* **What you have to do**
Take the rows starting at the first one and ending at the row that contains "time-tick-label: 9 [1031, 716, 1041, 734]", and write them out again with "interactable" swapped for "clickable" and nothing else changed.

* **Material for this exercise**
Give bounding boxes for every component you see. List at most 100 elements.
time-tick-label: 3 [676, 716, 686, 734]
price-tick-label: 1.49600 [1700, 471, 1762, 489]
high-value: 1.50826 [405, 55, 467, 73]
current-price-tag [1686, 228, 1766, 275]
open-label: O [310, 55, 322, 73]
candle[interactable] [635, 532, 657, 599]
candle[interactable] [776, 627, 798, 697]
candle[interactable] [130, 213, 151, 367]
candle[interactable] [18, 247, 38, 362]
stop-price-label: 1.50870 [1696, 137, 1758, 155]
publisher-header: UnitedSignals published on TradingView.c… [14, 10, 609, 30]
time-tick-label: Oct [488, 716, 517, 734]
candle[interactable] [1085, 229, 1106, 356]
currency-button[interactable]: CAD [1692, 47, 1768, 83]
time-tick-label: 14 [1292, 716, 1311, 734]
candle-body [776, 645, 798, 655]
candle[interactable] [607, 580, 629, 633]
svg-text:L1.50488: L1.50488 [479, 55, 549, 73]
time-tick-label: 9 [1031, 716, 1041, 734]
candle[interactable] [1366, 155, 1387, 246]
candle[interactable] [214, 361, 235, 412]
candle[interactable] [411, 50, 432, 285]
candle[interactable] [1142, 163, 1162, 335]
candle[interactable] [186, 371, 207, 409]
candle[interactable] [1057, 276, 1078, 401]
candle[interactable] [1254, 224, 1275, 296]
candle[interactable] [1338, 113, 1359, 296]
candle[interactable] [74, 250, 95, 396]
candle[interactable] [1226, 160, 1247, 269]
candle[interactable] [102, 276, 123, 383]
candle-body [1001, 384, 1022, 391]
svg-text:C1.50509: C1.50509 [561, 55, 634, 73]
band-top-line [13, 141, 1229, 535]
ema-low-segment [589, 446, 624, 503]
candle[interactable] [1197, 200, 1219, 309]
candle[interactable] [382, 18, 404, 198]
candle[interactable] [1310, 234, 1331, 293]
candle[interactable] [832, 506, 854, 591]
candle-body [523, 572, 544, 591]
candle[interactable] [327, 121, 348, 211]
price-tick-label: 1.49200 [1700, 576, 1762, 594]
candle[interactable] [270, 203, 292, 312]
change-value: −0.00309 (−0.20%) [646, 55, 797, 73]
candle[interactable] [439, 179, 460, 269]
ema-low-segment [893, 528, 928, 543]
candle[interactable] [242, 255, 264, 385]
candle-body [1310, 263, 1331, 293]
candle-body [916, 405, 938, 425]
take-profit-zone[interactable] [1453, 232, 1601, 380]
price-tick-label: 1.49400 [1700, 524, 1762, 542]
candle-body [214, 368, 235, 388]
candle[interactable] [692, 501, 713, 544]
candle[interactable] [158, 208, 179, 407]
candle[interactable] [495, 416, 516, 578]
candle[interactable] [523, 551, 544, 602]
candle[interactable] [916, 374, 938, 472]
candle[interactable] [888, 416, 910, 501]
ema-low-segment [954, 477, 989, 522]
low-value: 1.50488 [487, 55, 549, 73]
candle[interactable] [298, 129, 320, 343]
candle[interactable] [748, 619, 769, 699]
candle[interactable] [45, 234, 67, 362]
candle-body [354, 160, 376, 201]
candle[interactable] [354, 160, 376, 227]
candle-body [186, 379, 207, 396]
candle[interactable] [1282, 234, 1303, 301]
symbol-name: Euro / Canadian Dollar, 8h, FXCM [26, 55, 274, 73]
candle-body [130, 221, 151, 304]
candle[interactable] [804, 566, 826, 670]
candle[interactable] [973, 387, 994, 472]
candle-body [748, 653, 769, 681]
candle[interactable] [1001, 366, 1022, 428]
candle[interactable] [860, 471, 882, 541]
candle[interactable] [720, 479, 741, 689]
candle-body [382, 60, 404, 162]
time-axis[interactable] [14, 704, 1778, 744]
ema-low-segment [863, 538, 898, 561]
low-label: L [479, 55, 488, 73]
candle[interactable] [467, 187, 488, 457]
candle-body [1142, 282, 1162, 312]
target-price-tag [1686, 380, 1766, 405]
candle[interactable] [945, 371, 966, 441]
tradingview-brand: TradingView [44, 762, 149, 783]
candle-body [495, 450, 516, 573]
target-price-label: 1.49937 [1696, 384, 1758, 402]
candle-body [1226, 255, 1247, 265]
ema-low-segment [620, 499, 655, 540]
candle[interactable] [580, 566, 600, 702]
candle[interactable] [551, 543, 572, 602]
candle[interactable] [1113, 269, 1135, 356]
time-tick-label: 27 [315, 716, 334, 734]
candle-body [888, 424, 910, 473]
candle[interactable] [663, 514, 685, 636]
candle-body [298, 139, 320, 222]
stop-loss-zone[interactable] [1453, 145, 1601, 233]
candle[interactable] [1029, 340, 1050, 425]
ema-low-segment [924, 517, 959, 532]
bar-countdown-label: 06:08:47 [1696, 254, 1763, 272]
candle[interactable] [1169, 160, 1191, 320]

* **Complete response**
Give bounding boxes for every component you see. List at most 100 elements.
time-tick-label: 3 [676, 716, 686, 734]
price-tick-label: 1.49600 [1700, 471, 1762, 489]
high-value: 1.50826 [405, 55, 467, 73]
current-price-tag [1686, 228, 1766, 275]
open-label: O [310, 55, 322, 73]
candle[clickable] [635, 532, 657, 599]
candle[clickable] [776, 627, 798, 697]
candle[clickable] [130, 213, 151, 367]
candle[clickable] [18, 247, 38, 362]
stop-price-label: 1.50870 [1696, 137, 1758, 155]
publisher-header: UnitedSignals published on TradingView.c… [14, 10, 609, 30]
time-tick-label: Oct [488, 716, 517, 734]
candle[clickable] [1085, 229, 1106, 356]
currency-button[clickable]: CAD [1692, 47, 1768, 83]
time-tick-label: 14 [1292, 716, 1311, 734]
candle-body [776, 645, 798, 655]
candle[clickable] [607, 580, 629, 633]
svg-text:L1.50488: L1.50488 [479, 55, 549, 73]
time-tick-label: 9 [1031, 716, 1041, 734]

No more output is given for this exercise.